Using the listing below, extract each line that has the word "ylabel" in it.

____________________

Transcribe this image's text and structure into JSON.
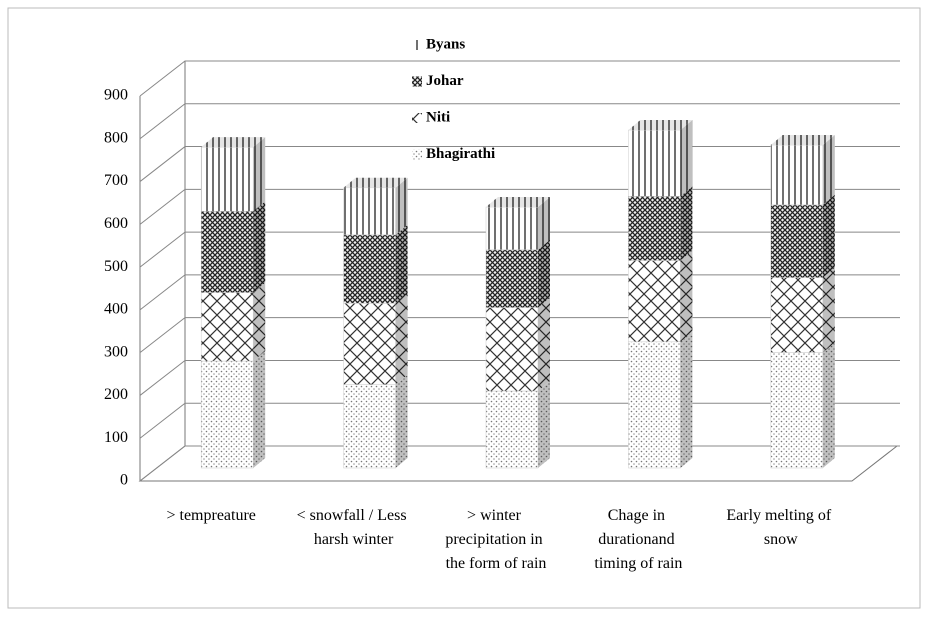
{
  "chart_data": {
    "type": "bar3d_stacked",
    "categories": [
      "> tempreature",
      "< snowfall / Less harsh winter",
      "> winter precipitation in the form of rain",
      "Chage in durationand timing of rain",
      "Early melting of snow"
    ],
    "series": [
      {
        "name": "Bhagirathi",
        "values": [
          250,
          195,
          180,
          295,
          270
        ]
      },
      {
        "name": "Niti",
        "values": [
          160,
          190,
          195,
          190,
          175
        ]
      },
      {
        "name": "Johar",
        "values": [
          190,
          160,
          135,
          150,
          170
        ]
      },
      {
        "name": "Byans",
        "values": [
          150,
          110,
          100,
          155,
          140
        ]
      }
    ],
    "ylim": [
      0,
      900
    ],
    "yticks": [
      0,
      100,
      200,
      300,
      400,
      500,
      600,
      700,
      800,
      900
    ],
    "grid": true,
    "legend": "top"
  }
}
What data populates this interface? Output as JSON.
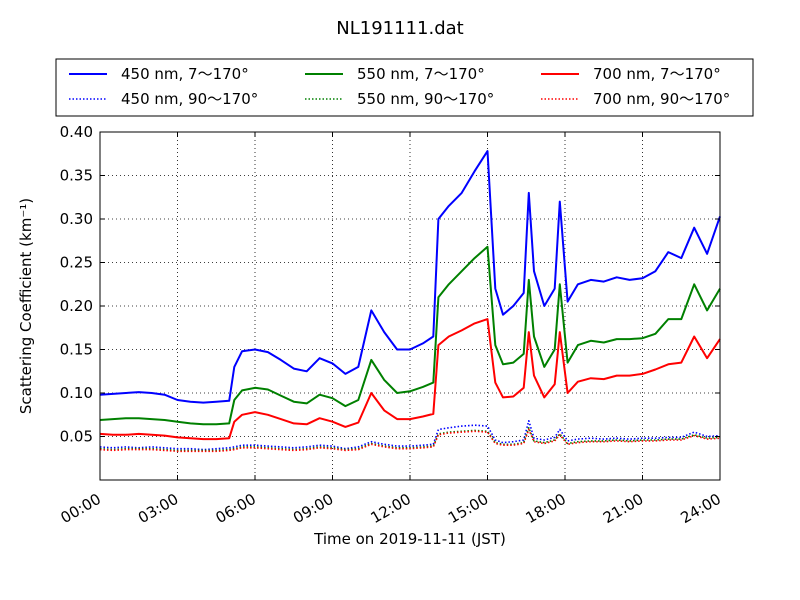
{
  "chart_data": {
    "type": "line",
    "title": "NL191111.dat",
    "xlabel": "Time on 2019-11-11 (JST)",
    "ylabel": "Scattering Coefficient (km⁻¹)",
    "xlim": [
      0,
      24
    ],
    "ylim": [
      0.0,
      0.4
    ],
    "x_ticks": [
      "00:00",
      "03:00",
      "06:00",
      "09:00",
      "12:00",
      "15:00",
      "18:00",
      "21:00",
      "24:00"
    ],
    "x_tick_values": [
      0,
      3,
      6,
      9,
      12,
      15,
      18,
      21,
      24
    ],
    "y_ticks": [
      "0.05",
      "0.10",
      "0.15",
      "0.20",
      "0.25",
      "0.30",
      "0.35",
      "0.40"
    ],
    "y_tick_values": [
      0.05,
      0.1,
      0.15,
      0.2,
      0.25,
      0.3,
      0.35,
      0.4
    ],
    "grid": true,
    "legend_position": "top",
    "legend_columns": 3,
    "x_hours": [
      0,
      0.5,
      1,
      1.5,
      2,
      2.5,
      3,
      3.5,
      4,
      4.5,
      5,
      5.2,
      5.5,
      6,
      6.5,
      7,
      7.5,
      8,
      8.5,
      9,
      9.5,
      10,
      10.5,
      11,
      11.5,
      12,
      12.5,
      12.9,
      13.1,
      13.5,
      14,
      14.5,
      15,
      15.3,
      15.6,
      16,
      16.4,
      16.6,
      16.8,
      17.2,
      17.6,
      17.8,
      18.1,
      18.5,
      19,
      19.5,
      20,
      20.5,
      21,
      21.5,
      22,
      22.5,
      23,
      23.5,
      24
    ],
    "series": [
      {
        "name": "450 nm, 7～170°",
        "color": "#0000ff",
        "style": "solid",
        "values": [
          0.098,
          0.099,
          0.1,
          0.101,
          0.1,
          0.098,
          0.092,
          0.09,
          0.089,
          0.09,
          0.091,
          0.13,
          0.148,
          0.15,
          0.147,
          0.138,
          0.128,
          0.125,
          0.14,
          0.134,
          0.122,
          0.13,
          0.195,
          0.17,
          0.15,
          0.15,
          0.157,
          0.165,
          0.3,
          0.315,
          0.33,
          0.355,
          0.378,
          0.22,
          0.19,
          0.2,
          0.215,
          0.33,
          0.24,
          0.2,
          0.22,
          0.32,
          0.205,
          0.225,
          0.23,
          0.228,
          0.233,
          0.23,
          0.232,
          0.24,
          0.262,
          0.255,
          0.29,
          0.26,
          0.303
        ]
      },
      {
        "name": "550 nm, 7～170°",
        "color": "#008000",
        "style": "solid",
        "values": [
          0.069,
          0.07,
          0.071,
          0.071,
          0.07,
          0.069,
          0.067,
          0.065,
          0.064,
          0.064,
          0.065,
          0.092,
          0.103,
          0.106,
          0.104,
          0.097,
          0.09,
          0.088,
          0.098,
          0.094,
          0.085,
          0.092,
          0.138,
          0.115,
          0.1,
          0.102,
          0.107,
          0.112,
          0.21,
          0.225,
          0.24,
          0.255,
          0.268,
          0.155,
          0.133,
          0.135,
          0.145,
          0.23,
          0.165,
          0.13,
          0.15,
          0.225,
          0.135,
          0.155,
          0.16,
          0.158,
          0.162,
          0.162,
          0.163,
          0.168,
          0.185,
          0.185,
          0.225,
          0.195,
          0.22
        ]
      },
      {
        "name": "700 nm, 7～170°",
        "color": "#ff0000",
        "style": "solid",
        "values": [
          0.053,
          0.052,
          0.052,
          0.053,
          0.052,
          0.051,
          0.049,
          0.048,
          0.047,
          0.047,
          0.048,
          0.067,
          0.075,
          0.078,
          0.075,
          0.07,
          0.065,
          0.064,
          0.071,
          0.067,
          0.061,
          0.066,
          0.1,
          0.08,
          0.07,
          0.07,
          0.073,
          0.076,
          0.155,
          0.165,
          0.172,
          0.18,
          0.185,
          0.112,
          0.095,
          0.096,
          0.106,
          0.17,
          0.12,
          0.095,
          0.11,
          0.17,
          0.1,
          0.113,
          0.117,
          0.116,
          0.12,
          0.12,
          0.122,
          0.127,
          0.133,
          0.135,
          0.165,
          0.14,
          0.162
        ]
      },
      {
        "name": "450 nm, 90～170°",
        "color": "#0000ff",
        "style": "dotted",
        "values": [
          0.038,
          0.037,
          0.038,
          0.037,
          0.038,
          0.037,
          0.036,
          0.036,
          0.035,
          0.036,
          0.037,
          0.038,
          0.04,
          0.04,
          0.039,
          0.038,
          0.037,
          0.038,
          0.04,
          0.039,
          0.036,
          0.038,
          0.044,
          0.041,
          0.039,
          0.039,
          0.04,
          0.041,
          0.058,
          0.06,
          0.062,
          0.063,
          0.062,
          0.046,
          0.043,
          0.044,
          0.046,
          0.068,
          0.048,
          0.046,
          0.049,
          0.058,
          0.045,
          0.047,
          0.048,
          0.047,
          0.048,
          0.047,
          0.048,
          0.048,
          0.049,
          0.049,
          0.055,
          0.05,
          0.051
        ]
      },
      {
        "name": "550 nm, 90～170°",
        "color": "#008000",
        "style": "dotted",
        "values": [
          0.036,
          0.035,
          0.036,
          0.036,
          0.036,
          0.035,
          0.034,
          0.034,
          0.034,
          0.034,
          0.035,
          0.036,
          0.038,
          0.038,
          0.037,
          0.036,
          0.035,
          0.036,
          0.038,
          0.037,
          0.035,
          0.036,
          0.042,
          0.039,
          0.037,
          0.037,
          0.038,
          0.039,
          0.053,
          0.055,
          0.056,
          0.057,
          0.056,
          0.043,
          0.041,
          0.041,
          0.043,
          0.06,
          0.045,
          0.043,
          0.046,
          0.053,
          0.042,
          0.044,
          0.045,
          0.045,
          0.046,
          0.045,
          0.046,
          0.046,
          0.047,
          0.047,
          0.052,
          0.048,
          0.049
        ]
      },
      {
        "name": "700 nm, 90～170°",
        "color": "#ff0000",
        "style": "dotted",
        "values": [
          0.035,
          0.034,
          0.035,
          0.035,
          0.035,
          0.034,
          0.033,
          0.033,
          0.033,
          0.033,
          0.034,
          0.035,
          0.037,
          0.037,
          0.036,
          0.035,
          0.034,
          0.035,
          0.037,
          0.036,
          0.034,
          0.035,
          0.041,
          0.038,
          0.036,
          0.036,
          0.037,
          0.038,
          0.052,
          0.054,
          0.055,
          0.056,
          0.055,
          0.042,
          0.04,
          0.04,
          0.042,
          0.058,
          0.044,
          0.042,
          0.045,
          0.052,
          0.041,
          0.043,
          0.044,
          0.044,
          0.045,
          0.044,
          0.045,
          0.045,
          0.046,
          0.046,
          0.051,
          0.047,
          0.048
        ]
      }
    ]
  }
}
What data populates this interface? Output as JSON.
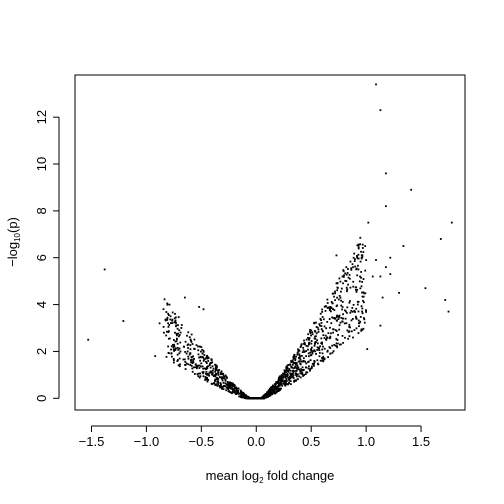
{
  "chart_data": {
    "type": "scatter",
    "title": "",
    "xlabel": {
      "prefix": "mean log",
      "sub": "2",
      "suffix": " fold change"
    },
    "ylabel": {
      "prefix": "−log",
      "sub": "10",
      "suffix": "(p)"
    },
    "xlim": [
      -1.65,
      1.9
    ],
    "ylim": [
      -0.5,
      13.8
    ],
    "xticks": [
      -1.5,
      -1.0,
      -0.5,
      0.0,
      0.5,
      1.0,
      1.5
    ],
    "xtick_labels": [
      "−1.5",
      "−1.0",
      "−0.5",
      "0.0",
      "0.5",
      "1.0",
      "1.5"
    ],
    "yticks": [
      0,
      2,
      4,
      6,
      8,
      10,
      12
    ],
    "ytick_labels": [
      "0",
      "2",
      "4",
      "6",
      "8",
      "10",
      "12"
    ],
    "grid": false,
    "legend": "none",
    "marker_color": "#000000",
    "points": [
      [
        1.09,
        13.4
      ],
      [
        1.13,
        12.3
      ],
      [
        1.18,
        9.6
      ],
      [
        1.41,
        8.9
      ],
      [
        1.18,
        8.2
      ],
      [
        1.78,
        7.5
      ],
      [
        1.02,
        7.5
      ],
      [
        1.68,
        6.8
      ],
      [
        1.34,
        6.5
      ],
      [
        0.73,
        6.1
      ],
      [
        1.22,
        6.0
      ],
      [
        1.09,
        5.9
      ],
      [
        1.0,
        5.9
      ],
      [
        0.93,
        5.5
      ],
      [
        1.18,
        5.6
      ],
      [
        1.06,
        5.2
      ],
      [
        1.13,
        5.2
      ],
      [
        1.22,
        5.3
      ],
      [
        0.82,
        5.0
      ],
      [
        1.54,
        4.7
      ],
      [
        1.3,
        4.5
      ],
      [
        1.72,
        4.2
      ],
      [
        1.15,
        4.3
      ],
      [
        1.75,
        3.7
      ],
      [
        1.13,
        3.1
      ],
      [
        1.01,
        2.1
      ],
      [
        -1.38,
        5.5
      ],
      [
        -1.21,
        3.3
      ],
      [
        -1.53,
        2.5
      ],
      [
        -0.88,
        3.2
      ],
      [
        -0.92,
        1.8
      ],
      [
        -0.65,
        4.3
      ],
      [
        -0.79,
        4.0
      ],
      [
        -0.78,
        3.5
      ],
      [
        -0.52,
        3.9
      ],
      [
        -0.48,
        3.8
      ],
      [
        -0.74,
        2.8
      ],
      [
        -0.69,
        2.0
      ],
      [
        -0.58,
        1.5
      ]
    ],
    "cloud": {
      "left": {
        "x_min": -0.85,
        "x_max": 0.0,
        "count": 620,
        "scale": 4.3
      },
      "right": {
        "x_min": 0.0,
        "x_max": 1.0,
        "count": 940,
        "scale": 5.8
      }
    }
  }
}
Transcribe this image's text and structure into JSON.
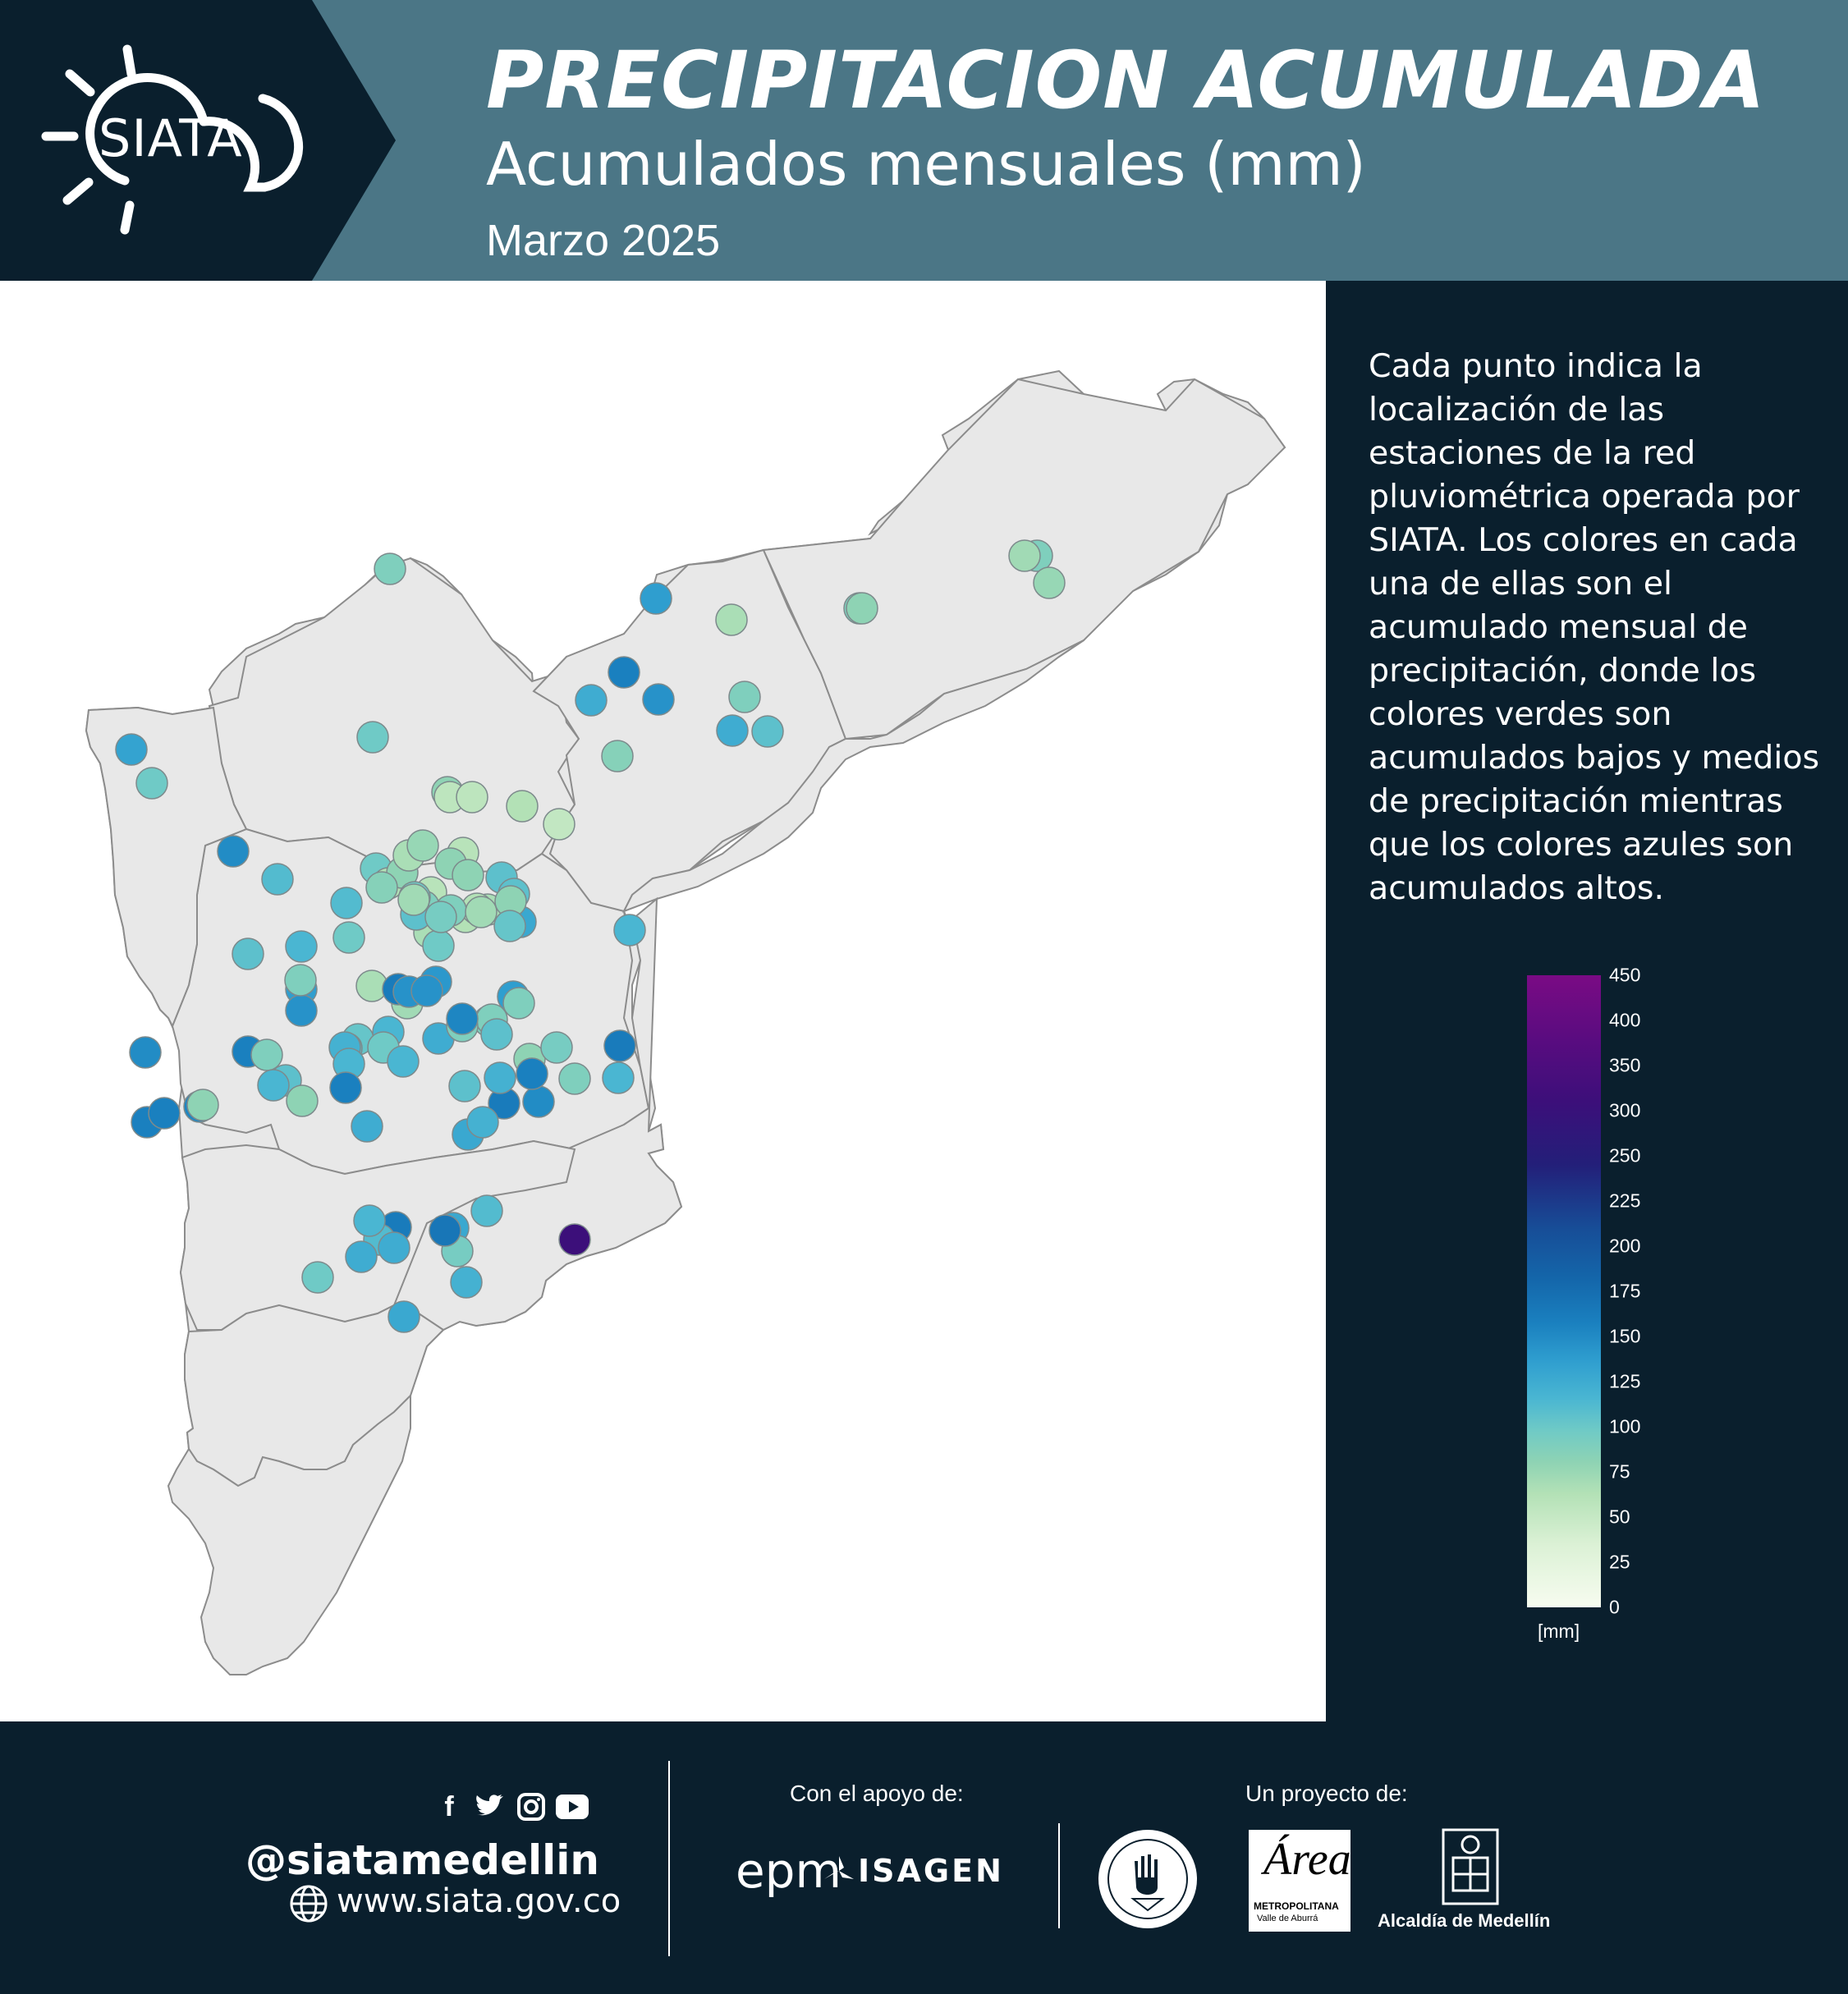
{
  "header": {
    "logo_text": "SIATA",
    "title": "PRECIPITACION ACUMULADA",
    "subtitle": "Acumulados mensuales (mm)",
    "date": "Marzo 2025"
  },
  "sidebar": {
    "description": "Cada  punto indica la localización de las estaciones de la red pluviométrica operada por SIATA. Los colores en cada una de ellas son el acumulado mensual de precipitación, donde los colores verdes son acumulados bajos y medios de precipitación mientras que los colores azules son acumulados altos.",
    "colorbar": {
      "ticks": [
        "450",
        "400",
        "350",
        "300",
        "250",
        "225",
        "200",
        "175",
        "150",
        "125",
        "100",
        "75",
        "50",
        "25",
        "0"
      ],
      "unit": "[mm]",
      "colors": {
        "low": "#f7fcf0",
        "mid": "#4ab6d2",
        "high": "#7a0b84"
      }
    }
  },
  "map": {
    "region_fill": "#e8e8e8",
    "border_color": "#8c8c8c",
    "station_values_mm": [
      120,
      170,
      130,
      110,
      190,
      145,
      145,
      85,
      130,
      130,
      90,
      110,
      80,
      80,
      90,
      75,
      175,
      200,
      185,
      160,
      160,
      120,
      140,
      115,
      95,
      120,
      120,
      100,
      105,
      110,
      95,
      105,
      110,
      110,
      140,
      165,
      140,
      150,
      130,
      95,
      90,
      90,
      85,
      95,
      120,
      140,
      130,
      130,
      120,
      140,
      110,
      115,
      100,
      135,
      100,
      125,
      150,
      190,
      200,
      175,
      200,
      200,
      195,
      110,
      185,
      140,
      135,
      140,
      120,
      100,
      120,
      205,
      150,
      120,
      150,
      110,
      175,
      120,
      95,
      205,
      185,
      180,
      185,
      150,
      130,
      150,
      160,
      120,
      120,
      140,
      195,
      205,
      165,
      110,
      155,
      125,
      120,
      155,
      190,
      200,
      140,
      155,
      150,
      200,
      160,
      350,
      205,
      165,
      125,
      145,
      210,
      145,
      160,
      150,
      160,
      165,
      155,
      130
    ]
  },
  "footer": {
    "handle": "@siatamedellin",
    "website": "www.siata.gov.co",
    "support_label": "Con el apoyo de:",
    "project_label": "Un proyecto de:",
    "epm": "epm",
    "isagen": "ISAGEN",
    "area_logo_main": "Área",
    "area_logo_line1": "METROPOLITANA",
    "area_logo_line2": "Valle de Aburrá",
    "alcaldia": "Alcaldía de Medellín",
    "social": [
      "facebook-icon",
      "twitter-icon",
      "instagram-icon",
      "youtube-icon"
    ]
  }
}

____________________

▶ [Answer to the exercise]:
    "ylabel": "Scattering Coefficient (km⁻¹)",
    "ylabel": {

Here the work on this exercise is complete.